# REQUIRED ACTION:
Below are the records; copy each line in which "title" occurs.

# DATA SUPPLIED:
☆ ☆ ☆

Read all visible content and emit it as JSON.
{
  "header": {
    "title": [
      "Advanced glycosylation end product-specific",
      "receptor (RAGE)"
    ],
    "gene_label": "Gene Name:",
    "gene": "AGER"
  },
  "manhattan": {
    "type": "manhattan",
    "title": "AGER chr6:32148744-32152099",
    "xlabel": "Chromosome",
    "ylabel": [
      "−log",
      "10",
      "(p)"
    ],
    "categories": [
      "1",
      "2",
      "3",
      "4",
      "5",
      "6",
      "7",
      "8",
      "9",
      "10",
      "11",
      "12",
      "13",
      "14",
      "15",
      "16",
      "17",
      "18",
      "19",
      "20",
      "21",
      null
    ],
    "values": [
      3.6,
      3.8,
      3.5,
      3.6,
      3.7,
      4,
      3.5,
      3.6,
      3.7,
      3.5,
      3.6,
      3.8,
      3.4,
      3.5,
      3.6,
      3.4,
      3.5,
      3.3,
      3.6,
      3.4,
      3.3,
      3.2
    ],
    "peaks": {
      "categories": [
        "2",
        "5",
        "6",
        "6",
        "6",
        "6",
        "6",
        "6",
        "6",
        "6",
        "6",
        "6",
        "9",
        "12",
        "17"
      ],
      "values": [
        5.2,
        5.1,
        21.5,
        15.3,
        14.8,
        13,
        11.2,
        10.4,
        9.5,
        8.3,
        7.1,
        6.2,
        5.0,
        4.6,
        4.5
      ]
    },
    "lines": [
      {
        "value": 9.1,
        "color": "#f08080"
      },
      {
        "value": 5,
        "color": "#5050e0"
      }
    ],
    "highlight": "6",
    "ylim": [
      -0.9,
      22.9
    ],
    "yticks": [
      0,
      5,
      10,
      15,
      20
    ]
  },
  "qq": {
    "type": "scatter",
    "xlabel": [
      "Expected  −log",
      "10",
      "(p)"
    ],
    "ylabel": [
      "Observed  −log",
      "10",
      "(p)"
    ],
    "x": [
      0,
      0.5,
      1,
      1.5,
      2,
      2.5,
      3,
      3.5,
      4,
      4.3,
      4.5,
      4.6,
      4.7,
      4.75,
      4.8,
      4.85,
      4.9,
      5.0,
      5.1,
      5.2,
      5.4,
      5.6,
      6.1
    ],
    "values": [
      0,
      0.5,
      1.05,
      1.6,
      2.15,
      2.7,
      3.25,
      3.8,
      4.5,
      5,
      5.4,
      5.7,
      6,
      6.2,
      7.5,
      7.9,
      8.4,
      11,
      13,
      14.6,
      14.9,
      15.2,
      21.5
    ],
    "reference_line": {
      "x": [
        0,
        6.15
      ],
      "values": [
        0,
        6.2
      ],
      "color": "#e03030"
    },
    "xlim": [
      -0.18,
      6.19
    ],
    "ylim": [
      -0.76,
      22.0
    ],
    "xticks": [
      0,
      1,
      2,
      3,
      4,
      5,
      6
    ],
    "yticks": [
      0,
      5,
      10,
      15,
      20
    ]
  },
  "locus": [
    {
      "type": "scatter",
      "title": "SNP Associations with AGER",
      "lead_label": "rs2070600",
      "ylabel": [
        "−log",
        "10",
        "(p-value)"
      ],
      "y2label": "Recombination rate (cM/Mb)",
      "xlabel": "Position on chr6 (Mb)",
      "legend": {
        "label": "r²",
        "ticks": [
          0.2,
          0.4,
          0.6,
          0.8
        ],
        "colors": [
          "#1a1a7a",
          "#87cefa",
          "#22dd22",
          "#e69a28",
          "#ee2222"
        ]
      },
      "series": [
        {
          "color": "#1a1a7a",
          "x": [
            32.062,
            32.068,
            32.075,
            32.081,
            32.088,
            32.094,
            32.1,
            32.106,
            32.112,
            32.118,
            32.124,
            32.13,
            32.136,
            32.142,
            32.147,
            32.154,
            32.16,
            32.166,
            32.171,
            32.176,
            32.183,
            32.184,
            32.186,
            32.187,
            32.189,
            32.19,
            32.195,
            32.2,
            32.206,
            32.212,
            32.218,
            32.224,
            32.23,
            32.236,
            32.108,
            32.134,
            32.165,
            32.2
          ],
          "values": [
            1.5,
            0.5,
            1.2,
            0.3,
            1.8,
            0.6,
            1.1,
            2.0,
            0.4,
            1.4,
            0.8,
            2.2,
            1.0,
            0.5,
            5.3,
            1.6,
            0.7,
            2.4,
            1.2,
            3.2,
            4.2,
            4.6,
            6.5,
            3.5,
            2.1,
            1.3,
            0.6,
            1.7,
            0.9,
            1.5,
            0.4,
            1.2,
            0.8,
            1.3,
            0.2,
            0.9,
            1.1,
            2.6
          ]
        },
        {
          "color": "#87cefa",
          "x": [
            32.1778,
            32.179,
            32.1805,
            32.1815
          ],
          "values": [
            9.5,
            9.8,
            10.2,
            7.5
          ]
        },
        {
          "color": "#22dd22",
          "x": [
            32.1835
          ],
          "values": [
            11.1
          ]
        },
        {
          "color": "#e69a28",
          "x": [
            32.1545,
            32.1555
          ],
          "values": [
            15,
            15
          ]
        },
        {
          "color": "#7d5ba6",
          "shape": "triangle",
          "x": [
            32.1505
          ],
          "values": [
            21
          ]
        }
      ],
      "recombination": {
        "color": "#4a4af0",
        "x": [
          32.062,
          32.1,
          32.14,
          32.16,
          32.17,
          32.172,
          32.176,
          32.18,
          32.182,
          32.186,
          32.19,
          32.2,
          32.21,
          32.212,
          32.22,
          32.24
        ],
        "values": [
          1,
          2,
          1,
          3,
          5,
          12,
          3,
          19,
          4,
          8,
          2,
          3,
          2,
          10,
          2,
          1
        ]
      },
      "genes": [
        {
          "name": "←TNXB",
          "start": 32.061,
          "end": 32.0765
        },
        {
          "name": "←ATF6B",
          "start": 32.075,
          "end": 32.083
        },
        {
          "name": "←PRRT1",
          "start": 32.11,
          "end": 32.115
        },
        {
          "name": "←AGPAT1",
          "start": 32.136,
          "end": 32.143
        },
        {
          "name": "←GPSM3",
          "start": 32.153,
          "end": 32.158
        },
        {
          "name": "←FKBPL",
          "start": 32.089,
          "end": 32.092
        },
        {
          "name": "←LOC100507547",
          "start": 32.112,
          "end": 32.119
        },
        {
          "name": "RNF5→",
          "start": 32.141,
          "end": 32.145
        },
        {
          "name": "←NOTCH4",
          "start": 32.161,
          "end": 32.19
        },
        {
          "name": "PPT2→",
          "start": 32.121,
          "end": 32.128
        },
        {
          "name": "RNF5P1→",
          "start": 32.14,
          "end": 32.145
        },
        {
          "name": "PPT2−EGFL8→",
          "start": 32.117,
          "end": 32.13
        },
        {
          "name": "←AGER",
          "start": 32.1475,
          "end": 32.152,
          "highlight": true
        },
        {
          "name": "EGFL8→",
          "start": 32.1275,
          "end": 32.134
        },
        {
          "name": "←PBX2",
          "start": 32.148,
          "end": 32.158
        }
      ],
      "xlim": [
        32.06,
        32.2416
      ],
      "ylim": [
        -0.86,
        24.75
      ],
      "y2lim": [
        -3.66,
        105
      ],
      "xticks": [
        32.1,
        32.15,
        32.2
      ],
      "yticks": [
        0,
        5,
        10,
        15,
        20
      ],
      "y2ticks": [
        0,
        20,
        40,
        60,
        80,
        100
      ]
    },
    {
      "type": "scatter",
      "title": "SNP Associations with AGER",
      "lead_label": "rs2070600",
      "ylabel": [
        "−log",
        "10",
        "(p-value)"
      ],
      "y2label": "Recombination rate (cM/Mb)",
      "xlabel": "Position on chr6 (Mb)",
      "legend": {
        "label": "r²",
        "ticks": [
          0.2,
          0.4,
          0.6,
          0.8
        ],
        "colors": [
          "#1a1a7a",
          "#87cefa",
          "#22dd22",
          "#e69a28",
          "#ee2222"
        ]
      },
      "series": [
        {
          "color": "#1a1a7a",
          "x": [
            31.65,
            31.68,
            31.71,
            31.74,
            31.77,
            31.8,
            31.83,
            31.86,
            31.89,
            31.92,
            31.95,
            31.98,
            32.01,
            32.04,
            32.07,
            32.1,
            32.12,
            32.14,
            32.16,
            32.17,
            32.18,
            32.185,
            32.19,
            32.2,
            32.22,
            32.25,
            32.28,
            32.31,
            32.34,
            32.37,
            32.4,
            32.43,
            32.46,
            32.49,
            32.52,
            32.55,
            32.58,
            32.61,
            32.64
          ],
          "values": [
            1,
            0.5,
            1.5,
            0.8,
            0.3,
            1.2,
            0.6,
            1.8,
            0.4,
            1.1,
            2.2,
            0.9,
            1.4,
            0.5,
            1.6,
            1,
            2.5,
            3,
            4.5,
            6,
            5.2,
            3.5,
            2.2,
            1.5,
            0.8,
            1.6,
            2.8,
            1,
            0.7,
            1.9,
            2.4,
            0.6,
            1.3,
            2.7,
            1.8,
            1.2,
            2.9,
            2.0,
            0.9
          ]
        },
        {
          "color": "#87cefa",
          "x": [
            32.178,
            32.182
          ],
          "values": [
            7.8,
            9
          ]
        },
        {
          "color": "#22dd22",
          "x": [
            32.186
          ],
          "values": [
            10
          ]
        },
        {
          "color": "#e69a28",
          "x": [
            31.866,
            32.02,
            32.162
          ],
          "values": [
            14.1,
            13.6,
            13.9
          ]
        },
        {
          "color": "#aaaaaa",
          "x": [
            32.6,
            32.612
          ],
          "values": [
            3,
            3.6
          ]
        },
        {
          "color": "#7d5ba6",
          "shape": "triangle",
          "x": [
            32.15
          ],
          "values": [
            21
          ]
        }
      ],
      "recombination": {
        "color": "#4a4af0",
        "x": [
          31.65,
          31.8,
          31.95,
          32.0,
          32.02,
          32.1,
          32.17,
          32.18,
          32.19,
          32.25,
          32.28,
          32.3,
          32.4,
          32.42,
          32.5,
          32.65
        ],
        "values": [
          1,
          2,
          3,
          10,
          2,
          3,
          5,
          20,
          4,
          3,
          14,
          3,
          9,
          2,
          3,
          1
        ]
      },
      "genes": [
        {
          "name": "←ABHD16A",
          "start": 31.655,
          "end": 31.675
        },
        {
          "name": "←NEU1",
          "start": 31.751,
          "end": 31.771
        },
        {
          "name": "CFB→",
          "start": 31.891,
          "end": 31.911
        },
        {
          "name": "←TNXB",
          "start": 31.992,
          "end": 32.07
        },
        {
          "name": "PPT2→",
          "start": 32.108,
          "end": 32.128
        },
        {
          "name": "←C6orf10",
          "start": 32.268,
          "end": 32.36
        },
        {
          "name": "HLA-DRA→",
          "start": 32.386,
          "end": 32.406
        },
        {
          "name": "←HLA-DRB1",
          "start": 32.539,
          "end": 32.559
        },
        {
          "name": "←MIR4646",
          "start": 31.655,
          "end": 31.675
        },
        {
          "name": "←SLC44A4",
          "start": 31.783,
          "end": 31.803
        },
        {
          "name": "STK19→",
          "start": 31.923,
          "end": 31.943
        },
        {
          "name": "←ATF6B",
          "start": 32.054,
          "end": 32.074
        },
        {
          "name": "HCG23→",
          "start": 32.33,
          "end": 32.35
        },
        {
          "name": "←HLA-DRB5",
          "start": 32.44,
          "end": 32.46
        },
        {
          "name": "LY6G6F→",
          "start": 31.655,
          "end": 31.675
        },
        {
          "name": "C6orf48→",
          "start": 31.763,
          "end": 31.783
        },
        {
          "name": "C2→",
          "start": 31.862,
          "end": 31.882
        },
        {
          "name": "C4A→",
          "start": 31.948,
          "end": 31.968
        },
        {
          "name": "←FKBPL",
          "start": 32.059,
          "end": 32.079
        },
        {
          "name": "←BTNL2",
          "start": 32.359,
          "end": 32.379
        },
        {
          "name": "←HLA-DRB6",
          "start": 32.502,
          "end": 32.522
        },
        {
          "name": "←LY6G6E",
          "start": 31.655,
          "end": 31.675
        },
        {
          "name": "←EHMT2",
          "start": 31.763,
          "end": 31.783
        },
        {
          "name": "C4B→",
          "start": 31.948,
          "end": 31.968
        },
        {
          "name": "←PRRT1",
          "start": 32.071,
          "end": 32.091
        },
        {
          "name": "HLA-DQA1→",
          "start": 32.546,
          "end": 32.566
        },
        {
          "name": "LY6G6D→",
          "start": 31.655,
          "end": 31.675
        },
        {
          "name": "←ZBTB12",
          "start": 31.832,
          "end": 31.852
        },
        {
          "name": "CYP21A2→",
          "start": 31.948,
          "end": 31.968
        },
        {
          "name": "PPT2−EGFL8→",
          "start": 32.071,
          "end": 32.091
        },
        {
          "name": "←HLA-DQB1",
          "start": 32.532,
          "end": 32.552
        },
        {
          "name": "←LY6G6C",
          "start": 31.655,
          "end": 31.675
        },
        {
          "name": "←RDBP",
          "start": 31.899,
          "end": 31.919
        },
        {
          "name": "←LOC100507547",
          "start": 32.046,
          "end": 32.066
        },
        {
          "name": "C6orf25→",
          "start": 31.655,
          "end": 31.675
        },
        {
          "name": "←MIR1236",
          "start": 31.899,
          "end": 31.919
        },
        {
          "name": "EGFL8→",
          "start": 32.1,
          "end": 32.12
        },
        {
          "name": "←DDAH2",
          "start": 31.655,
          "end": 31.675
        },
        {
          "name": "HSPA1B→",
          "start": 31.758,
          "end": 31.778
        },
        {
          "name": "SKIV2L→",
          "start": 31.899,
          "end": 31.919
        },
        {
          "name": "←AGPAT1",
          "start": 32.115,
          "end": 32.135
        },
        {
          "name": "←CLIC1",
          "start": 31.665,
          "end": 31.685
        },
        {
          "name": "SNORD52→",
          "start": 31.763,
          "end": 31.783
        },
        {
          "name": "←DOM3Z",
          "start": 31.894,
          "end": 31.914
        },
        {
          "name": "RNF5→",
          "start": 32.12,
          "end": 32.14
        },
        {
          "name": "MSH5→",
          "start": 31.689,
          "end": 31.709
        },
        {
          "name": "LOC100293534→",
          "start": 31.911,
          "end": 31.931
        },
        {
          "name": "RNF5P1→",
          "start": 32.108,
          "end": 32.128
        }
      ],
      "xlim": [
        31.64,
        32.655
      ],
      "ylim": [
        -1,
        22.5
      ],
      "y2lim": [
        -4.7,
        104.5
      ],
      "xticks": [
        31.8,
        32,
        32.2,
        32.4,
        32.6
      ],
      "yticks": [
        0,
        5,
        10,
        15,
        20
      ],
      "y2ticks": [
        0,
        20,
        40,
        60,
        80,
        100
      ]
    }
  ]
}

☆ ☆ ☆

# SOLVED PROBLEM:
    "title": [
    "title": "AGER chr6:32148744-32152099",
      "title": "SNP Associations with AGER",
      "title": "SNP Associations with AGER",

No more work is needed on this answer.